Your task:
Which lines hold the word "ylabel"? Copy each one.

Material to process:
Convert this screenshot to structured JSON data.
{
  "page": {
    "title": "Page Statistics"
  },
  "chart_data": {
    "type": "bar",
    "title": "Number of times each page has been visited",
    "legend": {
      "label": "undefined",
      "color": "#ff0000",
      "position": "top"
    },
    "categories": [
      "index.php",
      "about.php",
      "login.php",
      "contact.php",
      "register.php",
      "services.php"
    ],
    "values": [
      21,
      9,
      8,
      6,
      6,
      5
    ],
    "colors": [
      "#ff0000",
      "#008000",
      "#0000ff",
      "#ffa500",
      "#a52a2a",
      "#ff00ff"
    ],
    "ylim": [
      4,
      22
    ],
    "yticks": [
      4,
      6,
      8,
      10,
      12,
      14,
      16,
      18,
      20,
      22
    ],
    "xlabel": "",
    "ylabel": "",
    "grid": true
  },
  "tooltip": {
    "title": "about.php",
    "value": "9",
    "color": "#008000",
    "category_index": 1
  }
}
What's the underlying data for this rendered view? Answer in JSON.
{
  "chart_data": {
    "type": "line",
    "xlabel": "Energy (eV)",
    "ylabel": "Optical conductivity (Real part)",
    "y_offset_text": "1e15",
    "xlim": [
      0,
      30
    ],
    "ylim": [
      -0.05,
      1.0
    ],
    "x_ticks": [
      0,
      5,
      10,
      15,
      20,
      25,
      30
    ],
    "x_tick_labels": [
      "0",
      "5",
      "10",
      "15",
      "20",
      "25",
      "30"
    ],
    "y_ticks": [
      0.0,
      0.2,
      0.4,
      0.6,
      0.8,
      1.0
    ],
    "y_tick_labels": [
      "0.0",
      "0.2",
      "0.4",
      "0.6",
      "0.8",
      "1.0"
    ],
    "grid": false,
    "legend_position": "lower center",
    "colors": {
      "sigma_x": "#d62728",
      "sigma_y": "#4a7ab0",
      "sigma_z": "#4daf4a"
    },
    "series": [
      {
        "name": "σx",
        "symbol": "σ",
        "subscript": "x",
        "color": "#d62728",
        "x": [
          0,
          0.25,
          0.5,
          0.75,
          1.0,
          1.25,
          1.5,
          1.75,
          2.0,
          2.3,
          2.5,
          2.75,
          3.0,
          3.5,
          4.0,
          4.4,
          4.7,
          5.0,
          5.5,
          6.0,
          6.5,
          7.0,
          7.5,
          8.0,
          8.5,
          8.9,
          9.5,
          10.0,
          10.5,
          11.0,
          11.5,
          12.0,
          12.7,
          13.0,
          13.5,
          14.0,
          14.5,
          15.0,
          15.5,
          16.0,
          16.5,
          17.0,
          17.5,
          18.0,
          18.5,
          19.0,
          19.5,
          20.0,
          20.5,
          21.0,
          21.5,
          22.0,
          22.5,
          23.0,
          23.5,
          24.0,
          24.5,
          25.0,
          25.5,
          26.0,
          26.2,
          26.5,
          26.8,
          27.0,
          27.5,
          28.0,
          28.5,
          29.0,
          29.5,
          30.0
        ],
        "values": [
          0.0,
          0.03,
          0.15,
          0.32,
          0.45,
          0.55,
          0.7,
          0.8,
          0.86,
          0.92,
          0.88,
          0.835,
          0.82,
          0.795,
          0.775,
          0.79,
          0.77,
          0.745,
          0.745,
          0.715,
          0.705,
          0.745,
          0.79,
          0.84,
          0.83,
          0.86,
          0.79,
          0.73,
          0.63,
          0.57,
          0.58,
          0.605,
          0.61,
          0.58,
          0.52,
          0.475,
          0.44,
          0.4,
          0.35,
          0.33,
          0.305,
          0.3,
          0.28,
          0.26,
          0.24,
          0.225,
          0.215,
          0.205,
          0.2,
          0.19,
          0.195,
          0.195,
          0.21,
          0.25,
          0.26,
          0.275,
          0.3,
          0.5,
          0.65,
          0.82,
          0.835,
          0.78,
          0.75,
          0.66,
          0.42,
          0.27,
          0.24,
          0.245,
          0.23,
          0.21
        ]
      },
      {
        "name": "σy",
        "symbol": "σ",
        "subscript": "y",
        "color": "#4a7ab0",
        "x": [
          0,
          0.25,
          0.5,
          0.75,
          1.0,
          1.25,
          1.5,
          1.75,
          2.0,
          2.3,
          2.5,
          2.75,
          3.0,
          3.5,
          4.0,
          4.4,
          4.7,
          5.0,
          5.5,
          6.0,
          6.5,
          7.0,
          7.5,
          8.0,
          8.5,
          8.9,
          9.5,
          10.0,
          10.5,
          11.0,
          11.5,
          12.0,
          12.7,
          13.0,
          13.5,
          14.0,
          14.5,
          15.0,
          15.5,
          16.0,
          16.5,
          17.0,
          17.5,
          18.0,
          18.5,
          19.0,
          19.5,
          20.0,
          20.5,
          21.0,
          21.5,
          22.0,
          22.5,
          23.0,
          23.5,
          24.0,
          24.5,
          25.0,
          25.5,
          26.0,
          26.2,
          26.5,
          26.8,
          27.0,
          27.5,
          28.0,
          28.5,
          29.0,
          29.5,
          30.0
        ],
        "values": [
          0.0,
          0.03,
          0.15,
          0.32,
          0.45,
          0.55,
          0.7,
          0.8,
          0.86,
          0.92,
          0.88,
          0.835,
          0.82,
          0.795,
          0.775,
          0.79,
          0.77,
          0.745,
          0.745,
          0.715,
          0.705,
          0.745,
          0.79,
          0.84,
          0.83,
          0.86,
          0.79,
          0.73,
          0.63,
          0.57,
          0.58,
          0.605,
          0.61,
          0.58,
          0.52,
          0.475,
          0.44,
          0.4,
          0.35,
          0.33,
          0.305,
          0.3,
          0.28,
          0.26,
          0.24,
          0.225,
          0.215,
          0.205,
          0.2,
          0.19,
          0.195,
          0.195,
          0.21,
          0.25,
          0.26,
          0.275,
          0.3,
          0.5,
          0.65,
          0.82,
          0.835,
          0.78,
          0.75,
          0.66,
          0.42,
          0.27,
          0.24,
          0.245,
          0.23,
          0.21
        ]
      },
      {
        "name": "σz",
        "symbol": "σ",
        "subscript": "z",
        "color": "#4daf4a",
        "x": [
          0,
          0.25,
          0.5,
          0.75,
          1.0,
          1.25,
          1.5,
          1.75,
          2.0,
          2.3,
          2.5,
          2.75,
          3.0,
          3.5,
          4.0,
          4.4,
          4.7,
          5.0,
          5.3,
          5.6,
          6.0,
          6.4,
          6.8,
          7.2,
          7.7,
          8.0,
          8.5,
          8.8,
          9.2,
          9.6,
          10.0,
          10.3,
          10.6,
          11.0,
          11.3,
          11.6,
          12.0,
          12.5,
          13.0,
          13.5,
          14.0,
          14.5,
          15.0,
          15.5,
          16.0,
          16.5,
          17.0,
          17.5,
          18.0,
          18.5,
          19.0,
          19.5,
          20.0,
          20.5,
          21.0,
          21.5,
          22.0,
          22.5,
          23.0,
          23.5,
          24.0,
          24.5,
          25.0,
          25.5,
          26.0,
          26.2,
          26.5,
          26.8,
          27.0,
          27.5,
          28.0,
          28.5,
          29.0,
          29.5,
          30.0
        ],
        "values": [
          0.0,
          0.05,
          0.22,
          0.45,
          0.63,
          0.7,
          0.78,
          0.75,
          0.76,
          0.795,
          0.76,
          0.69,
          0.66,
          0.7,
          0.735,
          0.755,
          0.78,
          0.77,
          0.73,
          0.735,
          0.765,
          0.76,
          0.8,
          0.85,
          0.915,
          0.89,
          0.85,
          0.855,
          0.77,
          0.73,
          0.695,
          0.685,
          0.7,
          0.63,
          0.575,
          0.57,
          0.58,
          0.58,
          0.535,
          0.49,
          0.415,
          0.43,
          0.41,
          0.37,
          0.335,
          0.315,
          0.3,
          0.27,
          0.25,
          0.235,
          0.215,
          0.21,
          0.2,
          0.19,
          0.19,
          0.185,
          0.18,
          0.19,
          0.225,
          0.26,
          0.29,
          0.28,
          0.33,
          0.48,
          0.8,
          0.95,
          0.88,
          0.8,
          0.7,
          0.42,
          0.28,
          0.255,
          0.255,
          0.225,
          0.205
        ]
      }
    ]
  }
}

Expected answer:
    "ylabel": "",
    "ylabel": "Optical conductivity (Real part)",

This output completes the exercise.